Find every line containing the word "text" in the records below; report only how many there are.

(Stored records)
:::::

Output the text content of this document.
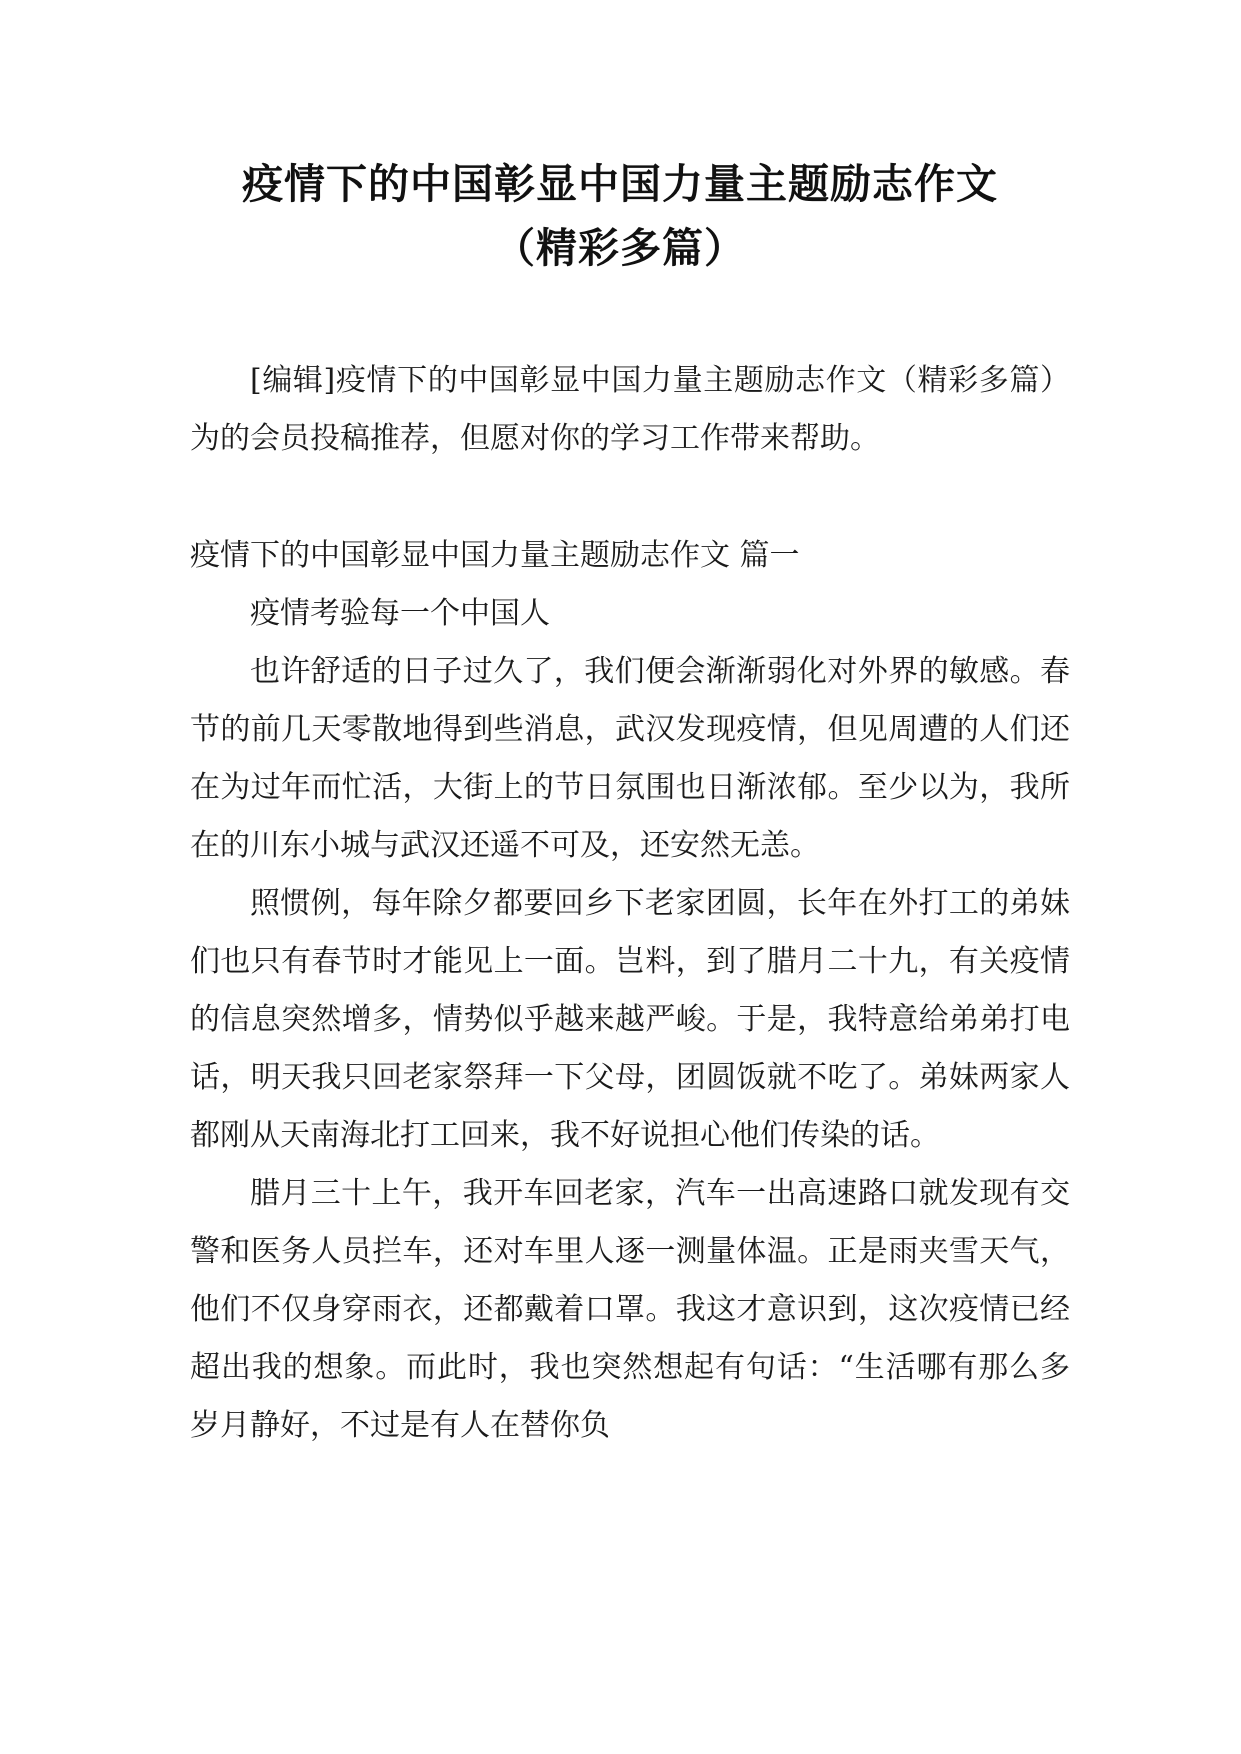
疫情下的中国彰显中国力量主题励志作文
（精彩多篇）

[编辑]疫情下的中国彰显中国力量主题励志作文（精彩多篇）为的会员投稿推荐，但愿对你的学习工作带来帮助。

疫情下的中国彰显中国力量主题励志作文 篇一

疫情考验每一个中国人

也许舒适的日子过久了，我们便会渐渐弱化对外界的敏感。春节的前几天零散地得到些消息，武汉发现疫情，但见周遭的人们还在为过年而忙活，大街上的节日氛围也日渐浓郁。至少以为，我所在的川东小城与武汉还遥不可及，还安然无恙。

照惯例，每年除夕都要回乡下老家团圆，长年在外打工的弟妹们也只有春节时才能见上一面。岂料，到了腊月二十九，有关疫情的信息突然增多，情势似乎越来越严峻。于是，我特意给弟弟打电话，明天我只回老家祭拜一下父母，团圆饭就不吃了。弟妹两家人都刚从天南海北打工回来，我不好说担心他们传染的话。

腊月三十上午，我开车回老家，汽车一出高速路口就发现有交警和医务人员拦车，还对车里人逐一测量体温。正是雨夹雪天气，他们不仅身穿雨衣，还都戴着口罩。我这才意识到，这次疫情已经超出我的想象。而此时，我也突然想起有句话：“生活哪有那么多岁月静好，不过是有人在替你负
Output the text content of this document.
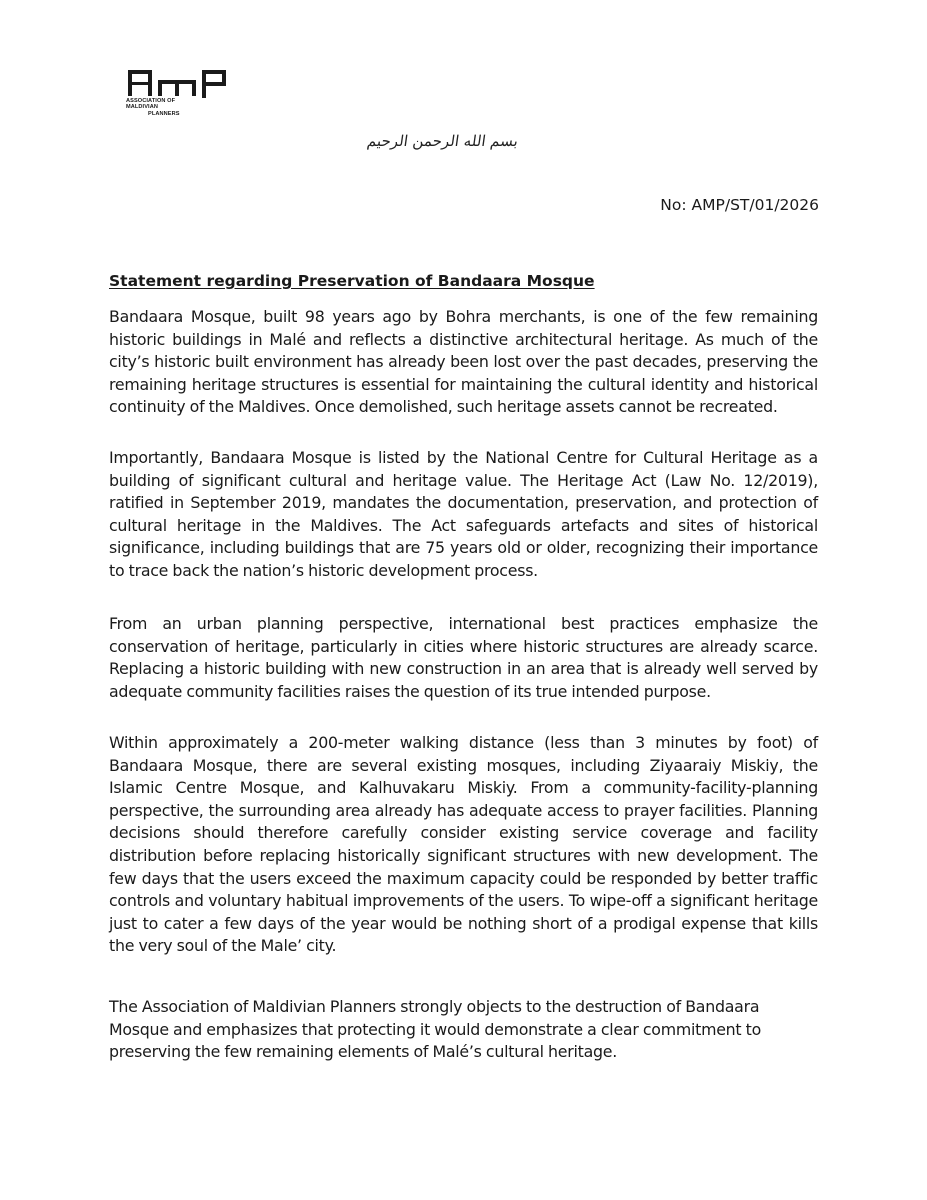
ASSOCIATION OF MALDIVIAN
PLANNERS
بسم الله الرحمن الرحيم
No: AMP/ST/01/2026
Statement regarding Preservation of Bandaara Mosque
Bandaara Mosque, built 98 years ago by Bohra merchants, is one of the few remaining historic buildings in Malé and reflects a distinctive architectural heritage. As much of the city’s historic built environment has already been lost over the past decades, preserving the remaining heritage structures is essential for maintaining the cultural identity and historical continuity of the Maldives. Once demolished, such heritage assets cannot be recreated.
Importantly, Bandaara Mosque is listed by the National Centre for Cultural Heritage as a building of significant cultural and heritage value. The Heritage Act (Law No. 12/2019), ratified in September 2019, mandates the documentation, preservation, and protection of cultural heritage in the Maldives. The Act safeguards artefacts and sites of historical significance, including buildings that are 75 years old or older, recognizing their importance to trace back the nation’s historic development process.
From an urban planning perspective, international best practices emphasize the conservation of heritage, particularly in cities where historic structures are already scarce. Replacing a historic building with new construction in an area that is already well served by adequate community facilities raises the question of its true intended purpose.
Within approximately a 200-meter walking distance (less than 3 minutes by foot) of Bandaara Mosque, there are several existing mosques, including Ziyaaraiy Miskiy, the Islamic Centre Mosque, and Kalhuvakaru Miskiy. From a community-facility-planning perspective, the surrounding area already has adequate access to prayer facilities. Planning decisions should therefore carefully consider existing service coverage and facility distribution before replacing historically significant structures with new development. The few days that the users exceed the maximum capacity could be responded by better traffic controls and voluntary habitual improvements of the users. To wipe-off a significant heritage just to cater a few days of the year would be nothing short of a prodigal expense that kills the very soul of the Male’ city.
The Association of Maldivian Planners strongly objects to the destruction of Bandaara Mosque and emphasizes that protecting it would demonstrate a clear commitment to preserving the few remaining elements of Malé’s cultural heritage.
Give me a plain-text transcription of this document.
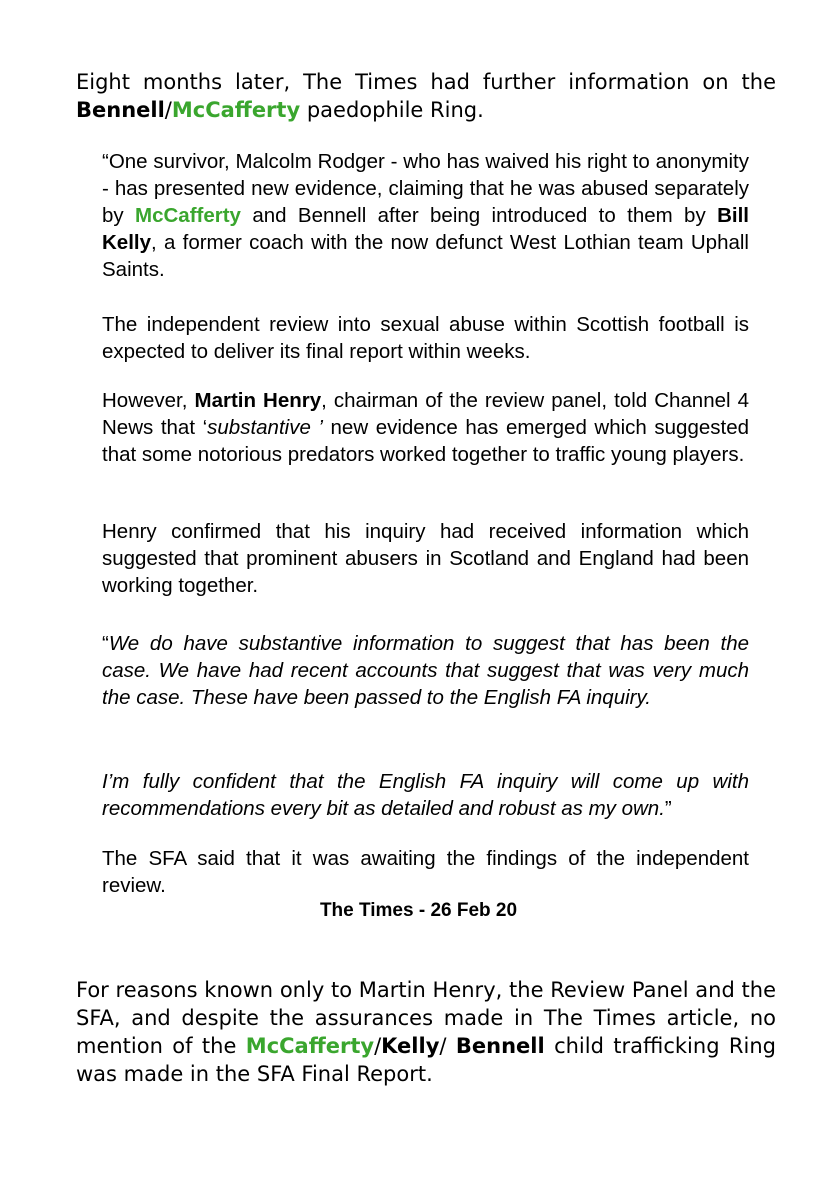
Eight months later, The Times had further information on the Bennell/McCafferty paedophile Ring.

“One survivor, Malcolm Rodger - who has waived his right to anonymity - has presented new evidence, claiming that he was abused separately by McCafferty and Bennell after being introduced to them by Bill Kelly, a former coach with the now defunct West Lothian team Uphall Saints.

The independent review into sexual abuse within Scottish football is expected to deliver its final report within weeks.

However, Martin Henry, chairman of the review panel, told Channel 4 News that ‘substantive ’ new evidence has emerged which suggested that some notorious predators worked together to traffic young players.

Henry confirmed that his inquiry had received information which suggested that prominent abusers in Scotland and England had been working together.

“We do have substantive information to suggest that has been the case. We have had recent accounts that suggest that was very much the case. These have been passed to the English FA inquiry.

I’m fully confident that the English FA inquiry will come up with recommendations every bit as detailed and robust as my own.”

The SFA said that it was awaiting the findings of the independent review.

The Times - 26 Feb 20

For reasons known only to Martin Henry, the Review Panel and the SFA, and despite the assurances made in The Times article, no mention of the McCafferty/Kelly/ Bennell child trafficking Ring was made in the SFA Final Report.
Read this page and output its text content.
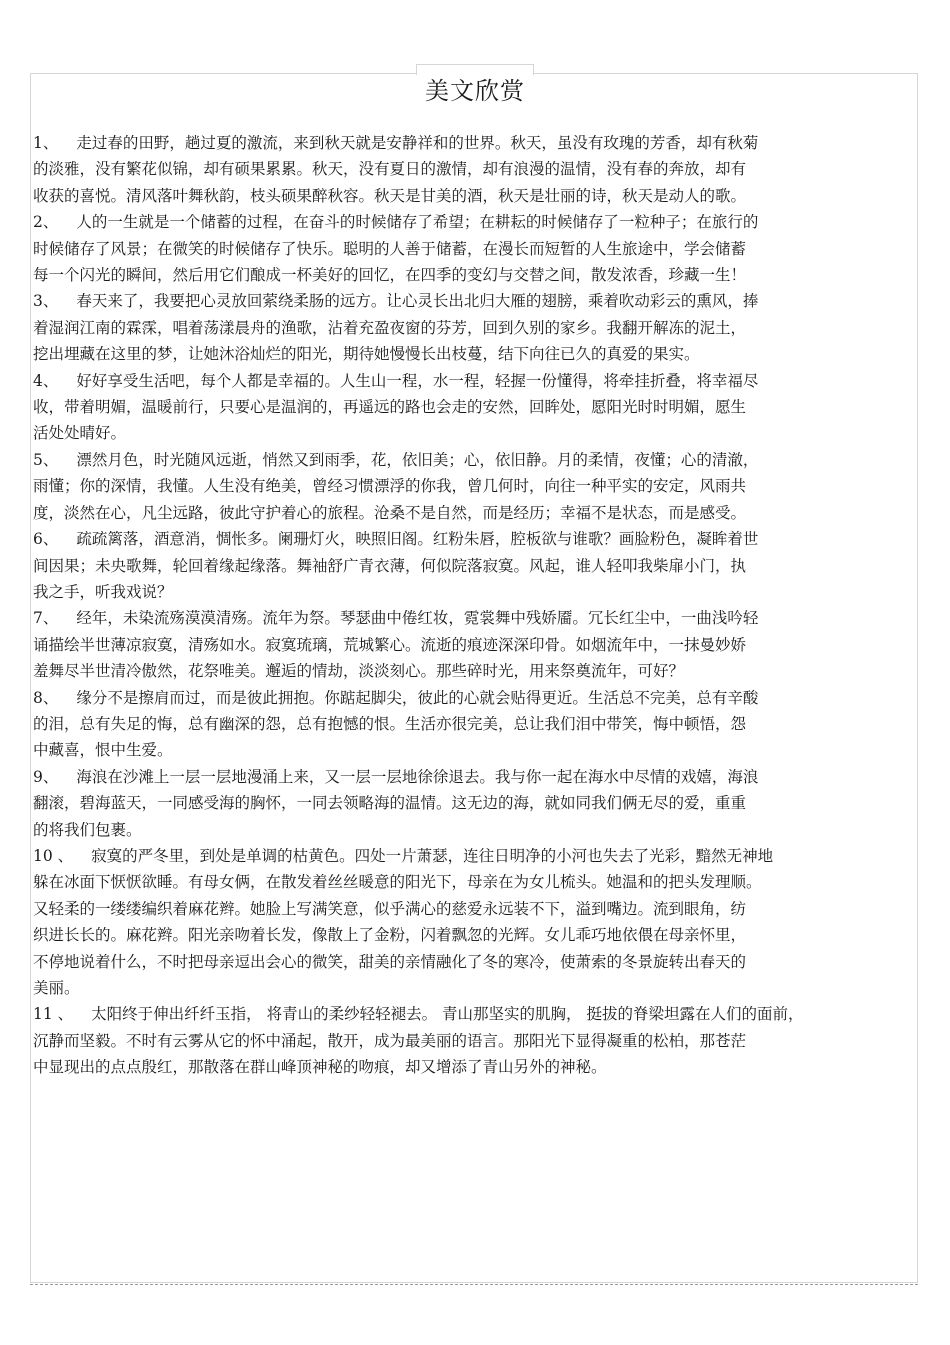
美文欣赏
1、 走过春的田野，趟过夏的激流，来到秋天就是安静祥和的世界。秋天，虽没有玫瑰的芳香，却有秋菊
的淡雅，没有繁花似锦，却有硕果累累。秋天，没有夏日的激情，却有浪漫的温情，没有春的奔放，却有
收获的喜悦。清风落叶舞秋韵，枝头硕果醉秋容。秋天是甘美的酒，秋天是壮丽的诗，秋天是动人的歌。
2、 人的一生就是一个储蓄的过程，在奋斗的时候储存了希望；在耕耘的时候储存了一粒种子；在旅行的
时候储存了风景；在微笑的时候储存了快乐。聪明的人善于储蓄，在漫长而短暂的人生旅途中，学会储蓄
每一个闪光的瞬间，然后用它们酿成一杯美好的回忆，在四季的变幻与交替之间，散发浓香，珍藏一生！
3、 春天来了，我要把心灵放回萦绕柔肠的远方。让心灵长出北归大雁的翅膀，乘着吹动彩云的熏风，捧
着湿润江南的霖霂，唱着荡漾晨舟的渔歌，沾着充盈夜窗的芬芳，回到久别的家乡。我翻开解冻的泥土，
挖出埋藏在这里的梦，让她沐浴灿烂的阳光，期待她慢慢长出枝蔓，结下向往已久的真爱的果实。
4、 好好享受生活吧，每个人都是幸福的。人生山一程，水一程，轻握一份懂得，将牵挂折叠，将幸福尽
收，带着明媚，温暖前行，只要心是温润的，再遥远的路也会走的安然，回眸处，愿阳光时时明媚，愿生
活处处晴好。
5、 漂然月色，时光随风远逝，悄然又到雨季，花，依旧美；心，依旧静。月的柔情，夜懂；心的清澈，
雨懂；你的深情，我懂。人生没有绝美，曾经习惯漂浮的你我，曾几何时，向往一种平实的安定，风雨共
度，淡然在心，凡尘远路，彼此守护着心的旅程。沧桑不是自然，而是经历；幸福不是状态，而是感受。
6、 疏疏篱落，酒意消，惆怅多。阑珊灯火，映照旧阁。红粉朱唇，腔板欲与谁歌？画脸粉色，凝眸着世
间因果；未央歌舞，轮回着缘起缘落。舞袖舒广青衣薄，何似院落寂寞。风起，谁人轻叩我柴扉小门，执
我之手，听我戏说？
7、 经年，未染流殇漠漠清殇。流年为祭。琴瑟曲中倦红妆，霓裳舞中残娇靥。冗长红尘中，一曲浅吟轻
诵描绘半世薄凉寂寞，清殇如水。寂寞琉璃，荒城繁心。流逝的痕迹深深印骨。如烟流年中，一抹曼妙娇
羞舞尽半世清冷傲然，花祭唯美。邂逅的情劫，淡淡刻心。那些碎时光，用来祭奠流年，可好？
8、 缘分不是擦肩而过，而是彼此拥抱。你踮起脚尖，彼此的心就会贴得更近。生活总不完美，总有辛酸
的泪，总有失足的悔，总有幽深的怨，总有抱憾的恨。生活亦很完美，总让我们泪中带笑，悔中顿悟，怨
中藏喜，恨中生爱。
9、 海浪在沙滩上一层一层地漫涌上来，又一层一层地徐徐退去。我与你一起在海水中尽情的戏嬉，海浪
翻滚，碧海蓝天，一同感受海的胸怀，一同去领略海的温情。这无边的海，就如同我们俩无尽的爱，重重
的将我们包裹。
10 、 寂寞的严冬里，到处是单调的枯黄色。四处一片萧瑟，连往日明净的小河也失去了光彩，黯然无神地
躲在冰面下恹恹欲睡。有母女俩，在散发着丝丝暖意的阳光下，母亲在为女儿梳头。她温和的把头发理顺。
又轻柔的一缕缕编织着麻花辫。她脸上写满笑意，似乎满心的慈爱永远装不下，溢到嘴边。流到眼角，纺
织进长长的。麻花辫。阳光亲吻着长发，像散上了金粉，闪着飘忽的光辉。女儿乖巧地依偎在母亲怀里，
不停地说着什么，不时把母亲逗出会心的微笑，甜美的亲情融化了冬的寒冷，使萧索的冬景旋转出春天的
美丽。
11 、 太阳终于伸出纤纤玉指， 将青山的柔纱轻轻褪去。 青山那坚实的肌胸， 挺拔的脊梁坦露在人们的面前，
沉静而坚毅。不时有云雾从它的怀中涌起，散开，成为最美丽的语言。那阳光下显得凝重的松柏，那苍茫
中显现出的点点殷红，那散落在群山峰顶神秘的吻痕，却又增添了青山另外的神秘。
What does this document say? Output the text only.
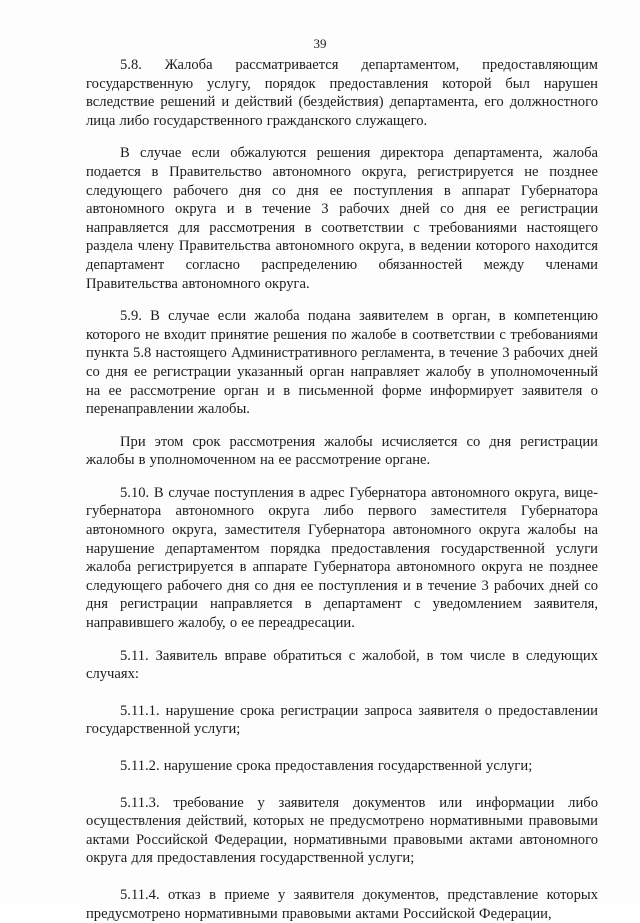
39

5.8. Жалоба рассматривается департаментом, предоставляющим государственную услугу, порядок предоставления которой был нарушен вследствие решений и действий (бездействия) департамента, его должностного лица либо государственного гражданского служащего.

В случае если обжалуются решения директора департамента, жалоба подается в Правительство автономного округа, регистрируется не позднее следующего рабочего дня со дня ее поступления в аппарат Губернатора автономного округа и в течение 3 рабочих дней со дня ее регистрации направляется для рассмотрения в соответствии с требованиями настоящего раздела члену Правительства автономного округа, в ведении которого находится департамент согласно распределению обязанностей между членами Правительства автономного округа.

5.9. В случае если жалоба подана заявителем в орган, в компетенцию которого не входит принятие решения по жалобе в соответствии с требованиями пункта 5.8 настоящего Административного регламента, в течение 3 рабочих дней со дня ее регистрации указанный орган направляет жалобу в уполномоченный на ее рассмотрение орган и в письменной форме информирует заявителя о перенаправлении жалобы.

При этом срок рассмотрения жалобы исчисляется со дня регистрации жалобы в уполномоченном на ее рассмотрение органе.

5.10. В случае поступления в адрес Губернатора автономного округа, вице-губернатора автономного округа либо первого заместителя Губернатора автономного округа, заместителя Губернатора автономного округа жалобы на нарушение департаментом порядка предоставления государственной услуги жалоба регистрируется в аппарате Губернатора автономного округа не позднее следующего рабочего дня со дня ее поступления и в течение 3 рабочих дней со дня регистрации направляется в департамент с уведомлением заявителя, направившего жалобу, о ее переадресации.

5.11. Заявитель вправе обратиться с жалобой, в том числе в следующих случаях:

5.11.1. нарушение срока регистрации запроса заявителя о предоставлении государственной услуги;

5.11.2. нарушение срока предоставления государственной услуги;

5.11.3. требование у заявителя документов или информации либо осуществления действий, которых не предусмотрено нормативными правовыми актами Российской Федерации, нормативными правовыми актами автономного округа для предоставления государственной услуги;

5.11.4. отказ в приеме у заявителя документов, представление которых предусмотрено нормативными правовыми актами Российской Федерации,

:::::

### OUTPUT FOR THIS TASK
5